Exactly reproduce the lines that follow.

▼

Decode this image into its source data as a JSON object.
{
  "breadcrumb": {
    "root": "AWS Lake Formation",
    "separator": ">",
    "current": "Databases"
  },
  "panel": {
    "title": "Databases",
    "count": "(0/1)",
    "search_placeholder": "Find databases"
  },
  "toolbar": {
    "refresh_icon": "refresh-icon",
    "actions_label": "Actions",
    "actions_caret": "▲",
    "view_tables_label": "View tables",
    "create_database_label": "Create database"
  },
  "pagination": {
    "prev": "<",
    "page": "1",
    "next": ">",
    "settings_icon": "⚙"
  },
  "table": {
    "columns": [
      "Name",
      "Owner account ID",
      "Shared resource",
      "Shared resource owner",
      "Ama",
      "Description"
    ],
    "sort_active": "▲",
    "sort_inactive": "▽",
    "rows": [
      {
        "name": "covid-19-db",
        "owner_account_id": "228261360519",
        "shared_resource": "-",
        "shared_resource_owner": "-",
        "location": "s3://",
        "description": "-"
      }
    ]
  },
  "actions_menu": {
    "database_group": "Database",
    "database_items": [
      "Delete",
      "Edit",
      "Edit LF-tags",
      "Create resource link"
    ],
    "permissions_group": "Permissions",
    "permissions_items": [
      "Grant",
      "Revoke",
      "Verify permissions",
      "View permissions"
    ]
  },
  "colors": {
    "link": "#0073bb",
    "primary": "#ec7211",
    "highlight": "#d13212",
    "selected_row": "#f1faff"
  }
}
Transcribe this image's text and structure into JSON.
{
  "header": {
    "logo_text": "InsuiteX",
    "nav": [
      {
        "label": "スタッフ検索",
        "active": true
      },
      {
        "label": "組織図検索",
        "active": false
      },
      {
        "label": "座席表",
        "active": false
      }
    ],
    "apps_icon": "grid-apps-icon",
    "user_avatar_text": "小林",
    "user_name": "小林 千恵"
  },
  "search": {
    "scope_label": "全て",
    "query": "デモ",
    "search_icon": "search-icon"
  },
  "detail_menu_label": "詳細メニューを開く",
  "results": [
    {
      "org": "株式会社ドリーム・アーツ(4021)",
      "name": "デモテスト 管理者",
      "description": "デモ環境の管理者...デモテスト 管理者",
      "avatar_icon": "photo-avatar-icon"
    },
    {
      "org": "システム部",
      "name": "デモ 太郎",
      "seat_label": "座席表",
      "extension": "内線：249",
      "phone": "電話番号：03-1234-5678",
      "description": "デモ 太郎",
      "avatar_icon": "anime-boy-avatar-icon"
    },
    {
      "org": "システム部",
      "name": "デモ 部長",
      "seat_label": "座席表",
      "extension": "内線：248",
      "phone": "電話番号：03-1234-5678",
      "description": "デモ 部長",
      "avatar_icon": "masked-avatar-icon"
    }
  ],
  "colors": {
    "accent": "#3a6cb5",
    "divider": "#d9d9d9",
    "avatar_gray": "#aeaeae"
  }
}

▲

◆ Written answer
Decode this image into its source data as a JSON object.
{
  "breadcrumb": {
    "root": "AWS Lake Formation",
    "separator": ">",
    "current": "Databases"
  },
  "panel": {
    "title": "Databases",
    "count": "(0/1)",
    "search_placeholder": "Find databases"
  },
  "toolbar": {
    "refresh_icon": "refresh-icon",
    "actions_label": "Actions",
    "actions_caret": "▲",
    "view_tables_label": "View tables",
    "create_database_label": "Create database"
  },
  "pagination": {
    "prev": "<",
    "page": "1",
    "next": ">",
    "settings_icon": "⚙"
  },
  "table": {
    "columns": [
      "Name",
      "Owner account ID",
      "Shared resource",
      "Shared resource owner",
      "Ama",
      "Description"
    ],
    "sort_active": "▲",
    "sort_inactive": "▽",
    "rows": [
      {
        "name": "covid-19-db",
        "owner_account_id": "228261360519",
        "shared_resource": "-",
        "shared_resource_owner": "-",
        "location": "s3://",
        "description": "-"
      }
    ]
  },
  "actions_menu": {
    "database_group": "Database",
    "database_items": [
      "Delete",
      "Edit",
      "Edit LF-tags",
      "Create resource link"
    ],
    "permissions_group": "Permissions",
    "permissions_items": [
      "Grant",
      "Revoke",
      "Verify permissions",
      "View permissions"
    ]
  },
  "colors": {
    "link": "#0073bb",
    "primary": "#ec7211",
    "highlight": "#d13212",
    "selected_row": "#f1faff"
  }
}
Transcribe this image's text and structure into JSON.
{
  "header": {
    "logo_text": "InsuiteX",
    "nav": [
      {
        "label": "スタッフ検索",
        "active": true
      },
      {
        "label": "組織図検索",
        "active": false
      },
      {
        "label": "座席表",
        "active": false
      }
    ],
    "apps_icon": "grid-apps-icon",
    "user_avatar_text": "小林",
    "user_name": "小林 千恵"
  },
  "search": {
    "scope_label": "全て",
    "query": "デモ",
    "search_icon": "search-icon"
  },
  "detail_menu_label": "詳細メニューを開く",
  "results": [
    {
      "org": "株式会社ドリーム・アーツ(4021)",
      "name": "デモテスト 管理者",
      "description": "デモ環境の管理者...デモテスト 管理者",
      "avatar_icon": "photo-avatar-icon"
    },
    {
      "org": "システム部",
      "name": "デモ 太郎",
      "seat_label": "座席表",
      "extension": "内線：249",
      "phone": "電話番号：03-1234-5678",
      "description": "デモ 太郎",
      "avatar_icon": "anime-boy-avatar-icon"
    },
    {
      "org": "システム部",
      "name": "デモ 部長",
      "seat_label": "座席表",
      "extension": "内線：248",
      "phone": "電話番号：03-1234-5678",
      "description": "デモ 部長",
      "avatar_icon": "masked-avatar-icon"
    }
  ],
  "colors": {
    "accent": "#3a6cb5",
    "divider": "#d9d9d9",
    "avatar_gray": "#aeaeae"
  }
}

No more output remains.